TASK TO COMPLETE -> Carry none of the pictures over; set down the material below exactly.

---

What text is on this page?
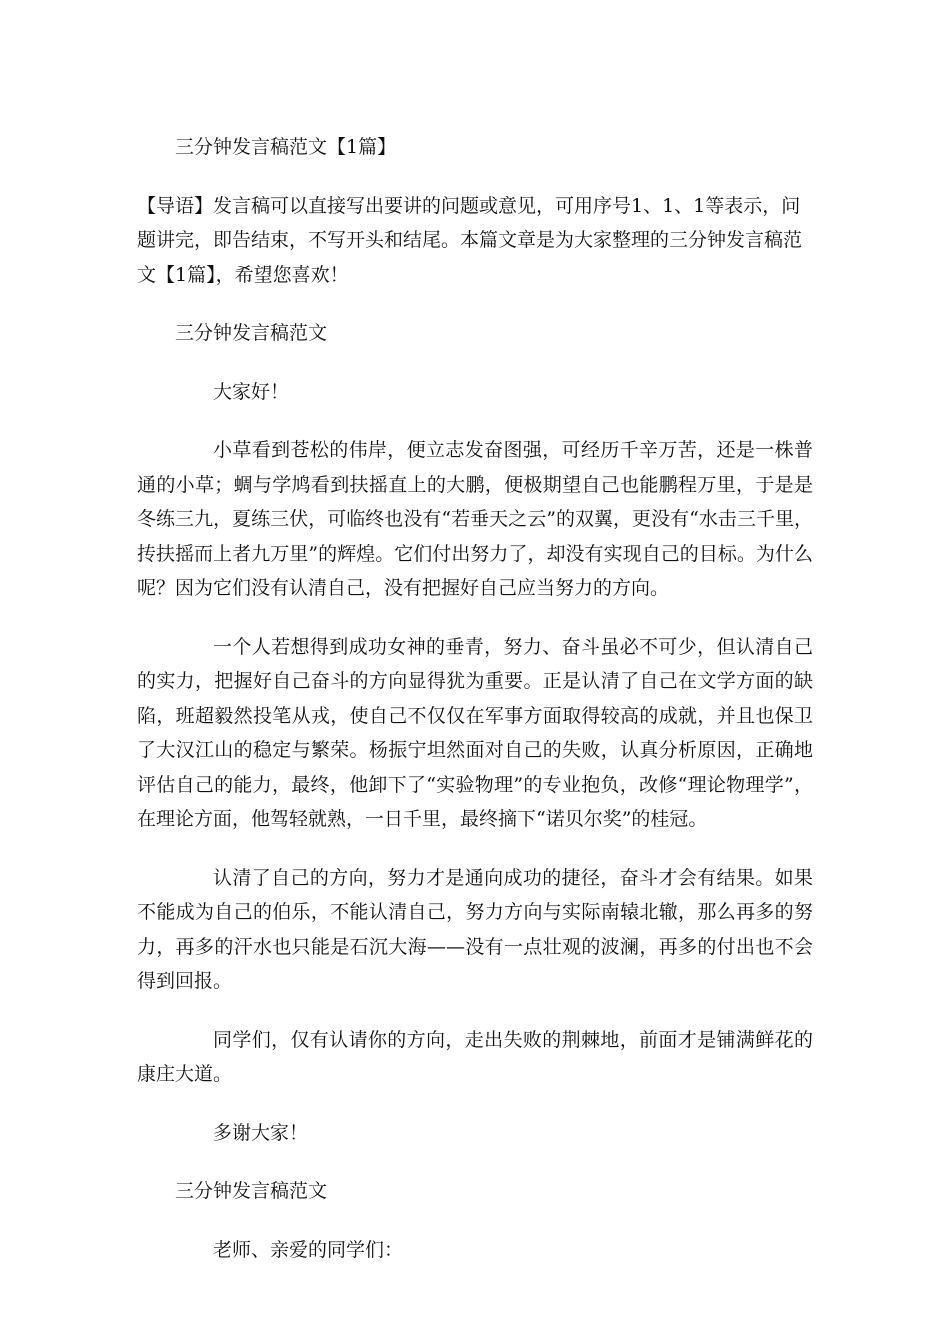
三分钟发言稿范文【1篇】

【导语】发言稿可以直接写出要讲的问题或意见，可用序号1、1、1等表示，问题讲完，即告结束，不写开头和结尾。本篇文章是为大家整理的三分钟发言稿范文【1篇】，希望您喜欢！

三分钟发言稿范文

大家好！

小草看到苍松的伟岸，便立志发奋图强，可经历千辛万苦，还是一株普通的小草；蜩与学鸠看到扶摇直上的大鹏，便极期望自己也能鹏程万里，于是是冬练三九，夏练三伏，可临终也没有“若垂天之云”的双翼，更没有“水击三千里，抟扶摇而上者九万里”的辉煌。它们付出努力了，却没有实现自己的目标。为什么呢？因为它们没有认清自己，没有把握好自己应当努力的方向。

一个人若想得到成功女神的垂青，努力、奋斗虽必不可少，但认清自己的实力，把握好自己奋斗的方向显得犹为重要。正是认清了自己在文学方面的缺陷，班超毅然投笔从戎，使自己不仅仅在军事方面取得较高的成就，并且也保卫了大汉江山的稳定与繁荣。杨振宁坦然面对自己的失败，认真分析原因，正确地评估自己的能力，最终，他卸下了“实验物理”的专业抱负，改修“理论物理学”，在理论方面，他驾轻就熟，一日千里，最终摘下“诺贝尔奖”的桂冠。

认清了自己的方向，努力才是通向成功的捷径，奋斗才会有结果。如果不能成为自己的伯乐，不能认清自己，努力方向与实际南辕北辙，那么再多的努力，再多的汗水也只能是石沉大海——没有一点壮观的波澜，再多的付出也不会得到回报。

同学们，仅有认请你的方向，走出失败的荆棘地，前面才是铺满鲜花的康庄大道。

多谢大家！

三分钟发言稿范文

老师、亲爱的同学们：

---

TASK ANSWER ->
What text is on this page?
三分钟发言稿范文【1篇】

【导语】发言稿可以直接写出要讲的问题或意见，可用序号1、1、1等表示，问题讲完，即告结束，不写开头和结尾。本篇文章是为大家整理的三分钟发言稿范文【1篇】，希望您喜欢！

三分钟发言稿范文

大家好！

小草看到苍松的伟岸，便立志发奋图强，可经历千辛万苦，还是一株普通的小草；蜩与学鸠看到扶摇直上的大鹏，便极期望自己也能鹏程万里，于是是冬练三九，夏练三伏，可临终也没有“若垂天之云”的双翼，更没有“水击三千里，抟扶摇而上者九万里”的辉煌。它们付出努力了，却没有实现自己的目标。为什么呢？因为它们没有认清自己，没有把握好自己应当努力的方向。

一个人若想得到成功女神的垂青，努力、奋斗虽必不可少，但认清自己的实力，把握好自己奋斗的方向显得犹为重要。正是认清了自己在文学方面的缺陷，班超毅然投笔从戎，使自己不仅仅在军事方面取得较高的成就，并且也保卫了大汉江山的稳定与繁荣。杨振宁坦然面对自己的失败，认真分析原因，正确地评估自己的能力，最终，他卸下了“实验物理”的专业抱负，改修“理论物理学”，在理论方面，他驾轻就熟，一日千里，最终摘下“诺贝尔奖”的桂冠。

认清了自己的方向，努力才是通向成功的捷径，奋斗才会有结果。如果不能成为自己的伯乐，不能认清自己，努力方向与实际南辕北辙，那么再多的努力，再多的汗水也只能是石沉大海——没有一点壮观的波澜，再多的付出也不会得到回报。

同学们，仅有认请你的方向，走出失败的荆棘地，前面才是铺满鲜花的康庄大道。

多谢大家！

三分钟发言稿范文

老师、亲爱的同学们：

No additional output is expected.